Work to do:
Pictures stay out; everything else in the records below is copied exactly.
——
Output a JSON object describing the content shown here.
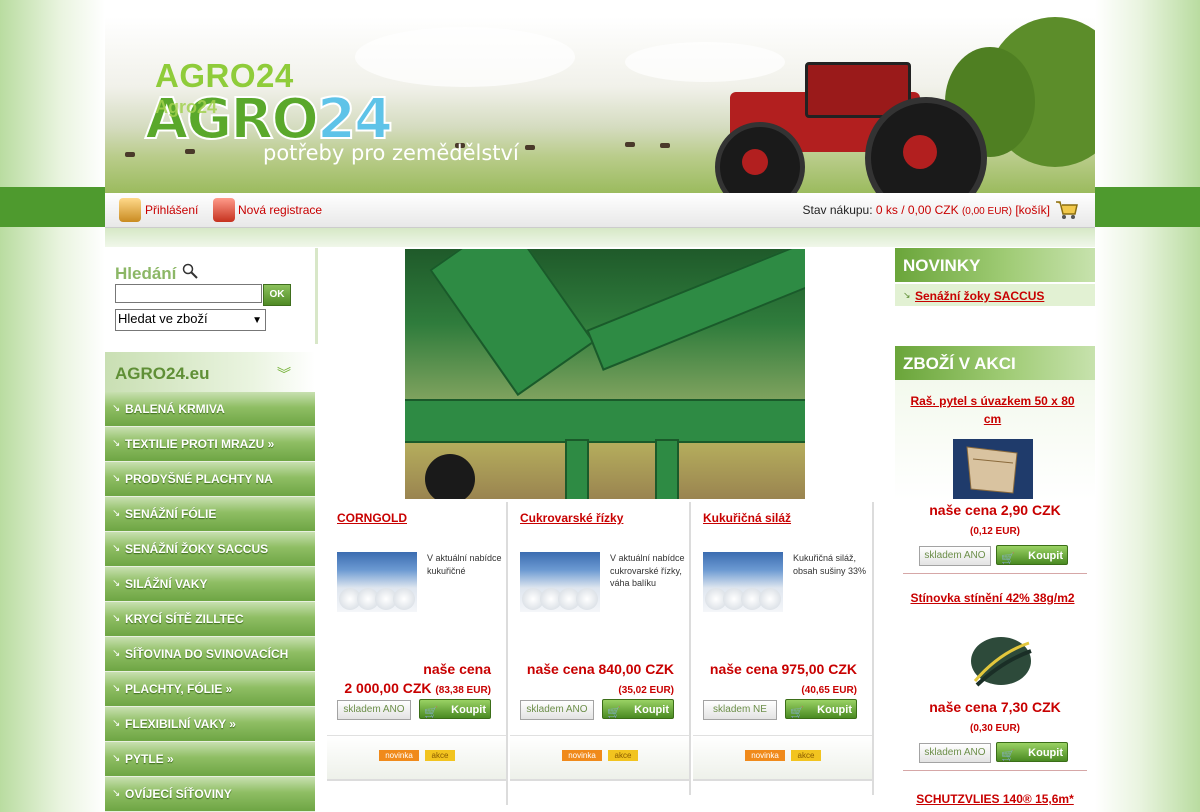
{
  "header": {
    "site_title": "AGRO24",
    "site_title_shadow": "Agro24",
    "logo_left": "AGRO",
    "logo_right": "24",
    "tagline": "potřeby pro zemědělství"
  },
  "userbar": {
    "login": "Přihlášení",
    "register": "Nová registrace",
    "cart_label": "Stav nákupu:",
    "cart_value": "0 ks / 0,00 CZK",
    "cart_eur": "(0,00 EUR)",
    "cart_link": "[košík]"
  },
  "search": {
    "title": "Hledání",
    "input_value": "",
    "ok": "OK",
    "scope": "Hledat ve zboží"
  },
  "categories": {
    "title": "AGRO24.eu",
    "items": [
      {
        "label": "BALENÁ KRMIVA"
      },
      {
        "label": "TEXTILIE PROTI MRAZU »"
      },
      {
        "label": "PRODYŠNÉ PLACHTY NA"
      },
      {
        "label": "SENÁŽNÍ FÓLIE"
      },
      {
        "label": "SENÁŽNÍ ŽOKY SACCUS"
      },
      {
        "label": "SILÁŽNÍ VAKY"
      },
      {
        "label": "KRYCÍ SÍTĚ ZILLTEC"
      },
      {
        "label": "SÍŤOVINA DO SVINOVACÍCH"
      },
      {
        "label": "PLACHTY, FÓLIE »"
      },
      {
        "label": "FLEXIBILNÍ VAKY »"
      },
      {
        "label": "PYTLE »"
      },
      {
        "label": "OVÍJECÍ SÍŤOVINY"
      }
    ]
  },
  "products": [
    {
      "title": "CORNGOLD",
      "desc": "V aktuální nabídce kukuřičné",
      "price_label": "naše cena",
      "price": "2 000,00 CZK",
      "eur": "(83,38 EUR)",
      "stock": "skladem ANO",
      "buy": "Koupit",
      "tag_new": "novinka",
      "tag_sale": "akce"
    },
    {
      "title": "Cukrovarské řízky",
      "desc": "V aktuální nabídce cukrovarské řízky, váha balíku",
      "price_label": "naše cena",
      "price": "840,00 CZK",
      "eur": "(35,02 EUR)",
      "stock": "skladem ANO",
      "buy": "Koupit",
      "tag_new": "novinka",
      "tag_sale": "akce"
    },
    {
      "title": "Kukuřičná siláž",
      "desc": "Kukuřičná siláž, obsah sušiny 33%",
      "price_label": "naše cena",
      "price": "975,00 CZK",
      "eur": "(40,65 EUR)",
      "stock": "skladem NE",
      "buy": "Koupit",
      "tag_new": "novinka",
      "tag_sale": "akce"
    }
  ],
  "news": {
    "title": "NOVINKY",
    "items": [
      {
        "label": "Senážní žoky SACCUS"
      }
    ]
  },
  "sale": {
    "title": "ZBOŽÍ V AKCI",
    "items": [
      {
        "title": "Raš. pytel s úvazkem 50 x 80 cm",
        "price": "naše cena 2,90 CZK",
        "eur": "(0,12 EUR)",
        "stock": "skladem ANO",
        "buy": "Koupit"
      },
      {
        "title": "Stínovka stínění 42% 38g/m2",
        "price": "naše cena 7,30 CZK",
        "eur": "(0,30 EUR)",
        "stock": "skladem ANO",
        "buy": "Koupit"
      },
      {
        "title": "SCHUTZVLIES 140® 15,6m*"
      }
    ]
  }
}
——
Solution to this task:
Output a JSON object describing the content shown here.
{
  "header": {
    "site_title": "AGRO24",
    "site_title_shadow": "Agro24",
    "logo_left": "AGRO",
    "logo_right": "24",
    "tagline": "potřeby pro zemědělství"
  },
  "userbar": {
    "login": "Přihlášení",
    "register": "Nová registrace",
    "cart_label": "Stav nákupu:",
    "cart_value": "0 ks / 0,00 CZK",
    "cart_eur": "(0,00 EUR)",
    "cart_link": "[košík]"
  },
  "search": {
    "title": "Hledání",
    "input_value": "",
    "ok": "OK",
    "scope": "Hledat ve zboží"
  },
  "categories": {
    "title": "AGRO24.eu",
    "items": [
      {
        "label": "BALENÁ KRMIVA"
      },
      {
        "label": "TEXTILIE PROTI MRAZU »"
      },
      {
        "label": "PRODYŠNÉ PLACHTY NA"
      },
      {
        "label": "SENÁŽNÍ FÓLIE"
      },
      {
        "label": "SENÁŽNÍ ŽOKY SACCUS"
      },
      {
        "label": "SILÁŽNÍ VAKY"
      },
      {
        "label": "KRYCÍ SÍTĚ ZILLTEC"
      },
      {
        "label": "SÍŤOVINA DO SVINOVACÍCH"
      },
      {
        "label": "PLACHTY, FÓLIE »"
      },
      {
        "label": "FLEXIBILNÍ VAKY »"
      },
      {
        "label": "PYTLE »"
      },
      {
        "label": "OVÍJECÍ SÍŤOVINY"
      }
    ]
  },
  "products": [
    {
      "title": "CORNGOLD",
      "desc": "V aktuální nabídce kukuřičné",
      "price_label": "naše cena",
      "price": "2 000,00 CZK",
      "eur": "(83,38 EUR)",
      "stock": "skladem ANO",
      "buy": "Koupit",
      "tag_new": "novinka",
      "tag_sale": "akce"
    },
    {
      "title": "Cukrovarské řízky",
      "desc": "V aktuální nabídce cukrovarské řízky, váha balíku",
      "price_label": "naše cena",
      "price": "840,00 CZK",
      "eur": "(35,02 EUR)",
      "stock": "skladem ANO",
      "buy": "Koupit",
      "tag_new": "novinka",
      "tag_sale": "akce"
    },
    {
      "title": "Kukuřičná siláž",
      "desc": "Kukuřičná siláž, obsah sušiny 33%",
      "price_label": "naše cena",
      "price": "975,00 CZK",
      "eur": "(40,65 EUR)",
      "stock": "skladem NE",
      "buy": "Koupit",
      "tag_new": "novinka",
      "tag_sale": "akce"
    }
  ],
  "news": {
    "title": "NOVINKY",
    "items": [
      {
        "label": "Senážní žoky SACCUS"
      }
    ]
  },
  "sale": {
    "title": "ZBOŽÍ V AKCI",
    "items": [
      {
        "title": "Raš. pytel s úvazkem 50 x 80 cm",
        "price": "naše cena 2,90 CZK",
        "eur": "(0,12 EUR)",
        "stock": "skladem ANO",
        "buy": "Koupit"
      },
      {
        "title": "Stínovka stínění 42% 38g/m2",
        "price": "naše cena 7,30 CZK",
        "eur": "(0,30 EUR)",
        "stock": "skladem ANO",
        "buy": "Koupit"
      },
      {
        "title": "SCHUTZVLIES 140® 15,6m*"
      }
    ]
  }
}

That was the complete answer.